*Aim of the exercise*.
Copy out each line of the material below with no changes.

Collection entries
________
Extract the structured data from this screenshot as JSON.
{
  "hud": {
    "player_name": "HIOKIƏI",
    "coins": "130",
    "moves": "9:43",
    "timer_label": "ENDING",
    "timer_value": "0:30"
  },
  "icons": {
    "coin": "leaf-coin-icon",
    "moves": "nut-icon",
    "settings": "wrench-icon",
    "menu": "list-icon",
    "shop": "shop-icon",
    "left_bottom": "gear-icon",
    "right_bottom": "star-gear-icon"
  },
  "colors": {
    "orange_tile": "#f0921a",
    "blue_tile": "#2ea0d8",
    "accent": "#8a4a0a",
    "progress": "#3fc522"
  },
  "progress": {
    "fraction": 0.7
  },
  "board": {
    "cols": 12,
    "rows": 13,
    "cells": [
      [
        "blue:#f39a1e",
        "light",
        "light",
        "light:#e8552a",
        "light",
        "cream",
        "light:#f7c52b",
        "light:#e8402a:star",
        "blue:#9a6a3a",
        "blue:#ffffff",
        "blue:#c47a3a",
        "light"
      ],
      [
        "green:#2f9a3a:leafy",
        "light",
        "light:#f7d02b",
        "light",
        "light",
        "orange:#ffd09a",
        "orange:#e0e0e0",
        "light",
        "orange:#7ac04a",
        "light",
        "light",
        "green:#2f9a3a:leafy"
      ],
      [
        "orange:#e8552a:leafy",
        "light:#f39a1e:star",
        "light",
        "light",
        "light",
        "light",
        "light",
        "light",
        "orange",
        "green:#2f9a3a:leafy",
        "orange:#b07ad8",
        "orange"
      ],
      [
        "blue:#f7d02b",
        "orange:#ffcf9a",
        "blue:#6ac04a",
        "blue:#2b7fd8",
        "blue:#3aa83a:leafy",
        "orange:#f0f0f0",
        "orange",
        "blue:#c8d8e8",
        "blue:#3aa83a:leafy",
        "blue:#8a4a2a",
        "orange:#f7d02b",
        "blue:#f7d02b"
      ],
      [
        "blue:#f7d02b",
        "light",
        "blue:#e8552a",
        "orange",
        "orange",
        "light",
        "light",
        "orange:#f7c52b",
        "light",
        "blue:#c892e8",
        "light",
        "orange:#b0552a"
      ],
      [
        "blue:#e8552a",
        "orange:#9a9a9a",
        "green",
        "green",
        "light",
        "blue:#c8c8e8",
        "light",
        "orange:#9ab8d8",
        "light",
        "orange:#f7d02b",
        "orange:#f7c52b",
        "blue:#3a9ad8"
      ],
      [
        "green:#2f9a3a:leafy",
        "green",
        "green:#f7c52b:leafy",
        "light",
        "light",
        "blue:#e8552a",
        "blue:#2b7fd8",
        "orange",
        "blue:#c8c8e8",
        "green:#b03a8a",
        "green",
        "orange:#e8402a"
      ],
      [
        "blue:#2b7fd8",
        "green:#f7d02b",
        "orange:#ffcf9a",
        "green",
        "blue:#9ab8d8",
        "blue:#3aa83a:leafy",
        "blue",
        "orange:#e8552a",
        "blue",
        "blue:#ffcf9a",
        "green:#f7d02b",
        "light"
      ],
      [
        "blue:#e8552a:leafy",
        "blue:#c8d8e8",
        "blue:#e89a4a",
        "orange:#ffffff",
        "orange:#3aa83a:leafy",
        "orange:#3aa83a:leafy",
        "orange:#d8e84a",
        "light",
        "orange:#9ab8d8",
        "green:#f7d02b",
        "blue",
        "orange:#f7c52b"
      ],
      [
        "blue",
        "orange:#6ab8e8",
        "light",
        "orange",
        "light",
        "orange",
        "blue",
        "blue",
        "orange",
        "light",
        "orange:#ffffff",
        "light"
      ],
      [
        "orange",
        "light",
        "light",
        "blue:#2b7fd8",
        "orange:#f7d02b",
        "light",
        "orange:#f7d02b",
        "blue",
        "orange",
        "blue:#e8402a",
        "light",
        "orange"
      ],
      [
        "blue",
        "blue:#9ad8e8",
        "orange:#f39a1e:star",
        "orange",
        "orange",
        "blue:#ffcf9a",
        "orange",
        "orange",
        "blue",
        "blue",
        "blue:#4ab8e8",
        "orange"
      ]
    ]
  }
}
________
*Exercise response*.
Extract the structured data from this screenshot as JSON.
{
  "hud": {
    "player_name": "HIOKIƏI",
    "coins": "130",
    "moves": "9:43",
    "timer_label": "ENDING",
    "timer_value": "0:30"
  },
  "icons": {
    "coin": "leaf-coin-icon",
    "moves": "nut-icon",
    "settings": "wrench-icon",
    "menu": "list-icon",
    "shop": "shop-icon",
    "left_bottom": "gear-icon",
    "right_bottom": "star-gear-icon"
  },
  "colors": {
    "orange_tile": "#f0921a",
    "blue_tile": "#2ea0d8",
    "accent": "#8a4a0a",
    "progress": "#3fc522"
  },
  "progress": {
    "fraction": 0.7
  },
  "board": {
    "cols": 12,
    "rows": 13,
    "cells": [
      [
        "blue:#f39a1e",
        "light",
        "light",
        "light:#e8552a",
        "light",
        "cream",
        "light:#f7c52b",
        "light:#e8402a:star",
        "blue:#9a6a3a",
        "blue:#ffffff",
        "blue:#c47a3a",
        "light"
      ],
      [
        "green:#2f9a3a:leafy",
        "light",
        "light:#f7d02b",
        "light",
        "light",
        "orange:#ffd09a",
        "orange:#e0e0e0",
        "light",
        "orange:#7ac04a",
        "light",
        "light",
        "green:#2f9a3a:leafy"
      ],
      [
        "orange:#e8552a:leafy",
        "light:#f39a1e:star",
        "light",
        "light",
        "light",
        "light",
        "light",
        "light",
        "orange",
        "green:#2f9a3a:leafy",
        "orange:#b07ad8",
        "orange"
      ],
      [
        "blue:#f7d02b",
        "orange:#ffcf9a",
        "blue:#6ac04a",
        "blue:#2b7fd8",
        "blue:#3aa83a:leafy",
        "orange:#f0f0f0",
        "orange",
        "blue:#c8d8e8",
        "blue:#3aa83a:leafy",
        "blue:#8a4a2a",
        "orange:#f7d02b",
        "blue:#f7d02b"
      ],
      [
        "blue:#f7d02b",
        "light",
        "blue:#e8552a",
        "orange",
        "orange",
        "light",
        "light",
        "orange:#f7c52b",
        "light",
        "blue:#c892e8",
        "light",
        "orange:#b0552a"
      ],
      [
        "blue:#e8552a",
        "orange:#9a9a9a",
        "green",
        "green",
        "light",
        "blue:#c8c8e8",
        "light",
        "orange:#9ab8d8",
        "light",
        "orange:#f7d02b",
        "orange:#f7c52b",
        "blue:#3a9ad8"
      ],
      [
        "green:#2f9a3a:leafy",
        "green",
        "green:#f7c52b:leafy",
        "light",
        "light",
        "blue:#e8552a",
        "blue:#2b7fd8",
        "orange",
        "blue:#c8c8e8",
        "green:#b03a8a",
        "green",
        "orange:#e8402a"
      ],
      [
        "blue:#2b7fd8",
        "green:#f7d02b",
        "orange:#ffcf9a",
        "green",
        "blue:#9ab8d8",
        "blue:#3aa83a:leafy",
        "blue",
        "orange:#e8552a",
        "blue",
        "blue:#ffcf9a",
        "green:#f7d02b",
        "light"
      ],
      [
        "blue:#e8552a:leafy",
        "blue:#c8d8e8",
        "blue:#e89a4a",
        "orange:#ffffff",
        "orange:#3aa83a:leafy",
        "orange:#3aa83a:leafy",
        "orange:#d8e84a",
        "light",
        "orange:#9ab8d8",
        "green:#f7d02b",
        "blue",
        "orange:#f7c52b"
      ],
      [
        "blue",
        "orange:#6ab8e8",
        "light",
        "orange",
        "light",
        "orange",
        "blue",
        "blue",
        "orange",
        "light",
        "orange:#ffffff",
        "light"
      ],
      [
        "orange",
        "light",
        "light",
        "blue:#2b7fd8",
        "orange:#f7d02b",
        "light",
        "orange:#f7d02b",
        "blue",
        "orange",
        "blue:#e8402a",
        "light",
        "orange"
      ],
      [
        "blue",
        "blue:#9ad8e8",
        "orange:#f39a1e:star",
        "orange",
        "orange",
        "blue:#ffcf9a",
        "orange",
        "orange",
        "blue",
        "blue",
        "blue:#4ab8e8",
        "orange"
      ]
    ]
  }
}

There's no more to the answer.